TASK ::
Quote every line as written. Omit pictures.

EXERCISE INPUT ::
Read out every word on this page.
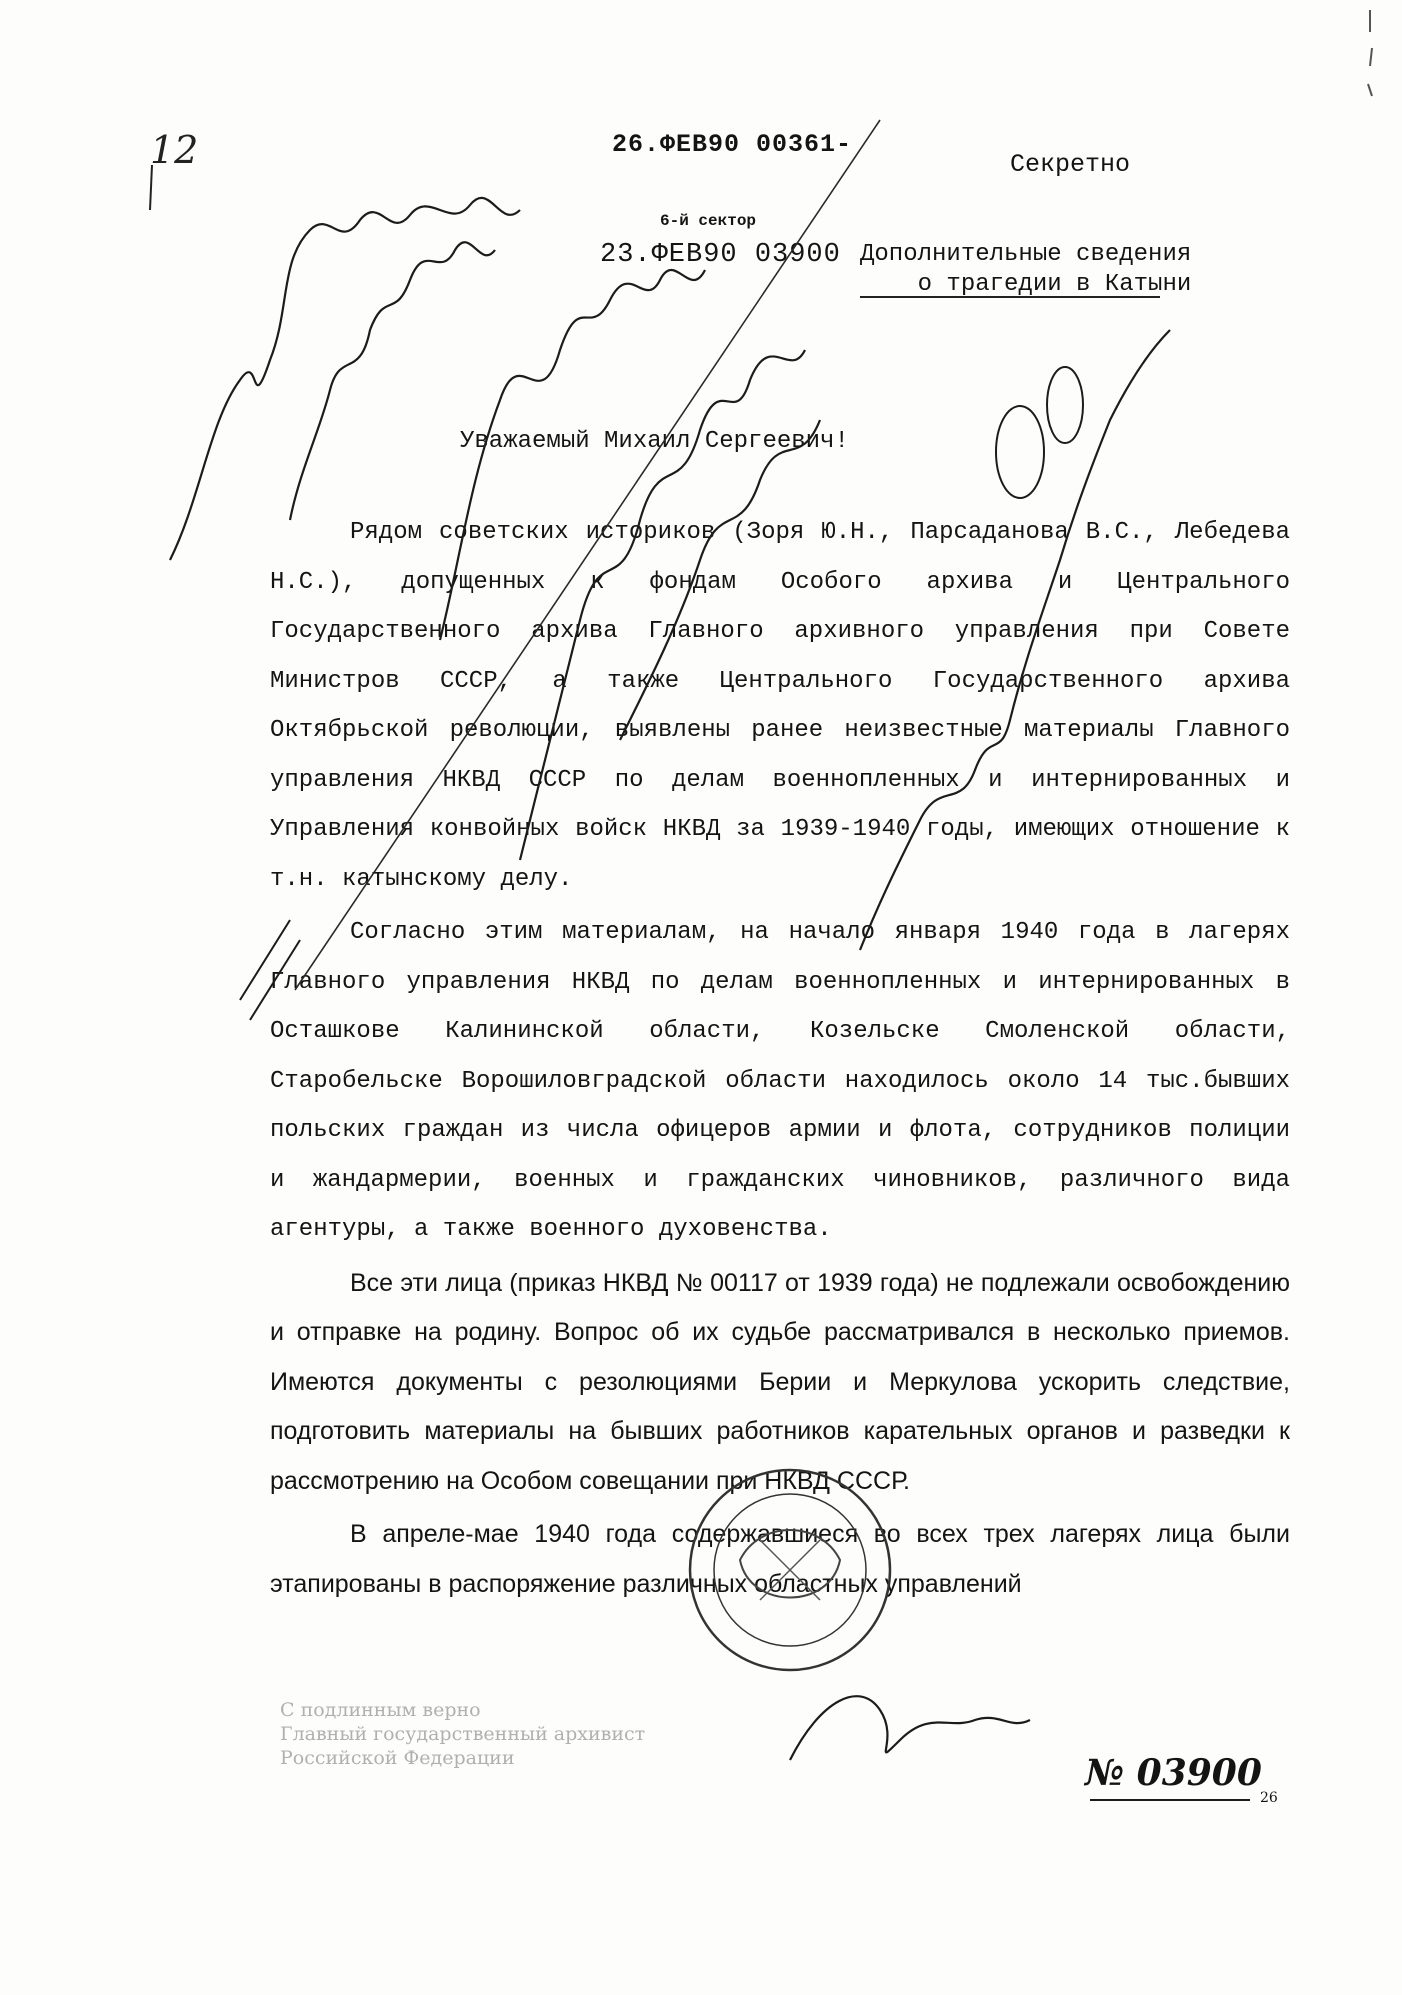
12	26.ФЕВ90 00361-
Секретно
6-й сектор
23.ФЕВ90 03900 Дополнительные сведения
о трагедии в Катыни
Уважаемый Михаил Сергеевич!

Рядом советских историков (Зоря Ю.Н., Парсаданова В.С., Лебедева Н.С.), допущенных к фондам Особого архива и Центрального Государственного архива Главного архивного управления при Совете Министров СССР, а также Центрального Государственного архива Октябрьской революции, выявлены ранее неизвестные материалы Главного управления НКВД СССР по делам военнопленных и интернированных и Управления конвойных войск НКВД за 1939-1940 годы, имеющих отношение к т.н. катынскому делу.

Согласно этим материалам, на начало января 1940 года в лагерях Главного управления НКВД по делам военнопленных и интернированных в Осташкове Калининской области, Козельске Смоленской области, Старобельске Ворошиловградской области находилось около 14 тыс.бывших польских граждан из числа офицеров армии и флота, сотрудников полиции и жандармерии, военных и гражданских чиновников, различного вида агентуры, а также военного духовенства.

Все эти лица (приказ НКВД № 00117 от 1939 года) не подлежали освобождению и отправке на родину. Вопрос об их судьбе рассматривался в несколько приемов. Имеются документы с резолюциями Берии и Меркулова ускорить следствие, подготовить материалы на бывших работников карательных органов и разведки к рассмотрению на Особом совещании при НКВД СССР.

В апреле-мае 1940 года содержавшиеся во всех трех лагерях лица были этапированы в распоряжение различных областных управлений

С подлинным верно
Главный государственный архивист
Российской Федерации	№ 03900
26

RESULT OF THE TASK ::
Read out every word on this page.
12	26.ФЕВ90 00361-
Секретно
6-й сектор
23.ФЕВ90 03900 Дополнительные сведения
о трагедии в Катыни
Уважаемый Михаил Сергеевич!

Рядом советских историков (Зоря Ю.Н., Парсаданова В.С., Лебедева Н.С.), допущенных к фондам Особого архива и Центрального Государственного архива Главного архивного управления при Совете Министров СССР, а также Центрального Государственного архива Октябрьской революции, выявлены ранее неизвестные материалы Главного управления НКВД СССР по делам военнопленных и интернированных и Управления конвойных войск НКВД за 1939-1940 годы, имеющих отношение к т.н. катынскому делу.

Согласно этим материалам, на начало января 1940 года в лагерях Главного управления НКВД по делам военнопленных и интернированных в Осташкове Калининской области, Козельске Смоленской области, Старобельске Ворошиловградской области находилось около 14 тыс.бывших польских граждан из числа офицеров армии и флота, сотрудников полиции и жандармерии, военных и гражданских чиновников, различного вида агентуры, а также военного духовенства.

Все эти лица (приказ НКВД № 00117 от 1939 года) не подлежали освобождению и отправке на родину. Вопрос об их судьбе рассматривался в несколько приемов. Имеются документы с резолюциями Берии и Меркулова ускорить следствие, подготовить материалы на бывших работников карательных органов и разведки к рассмотрению на Особом совещании при НКВД СССР.

В апреле-мае 1940 года содержавшиеся во всех трех лагерях лица были этапированы в распоряжение различных областных управлений

С подлинным верно
Главный государственный архивист
Российской Федерации	№ 03900
26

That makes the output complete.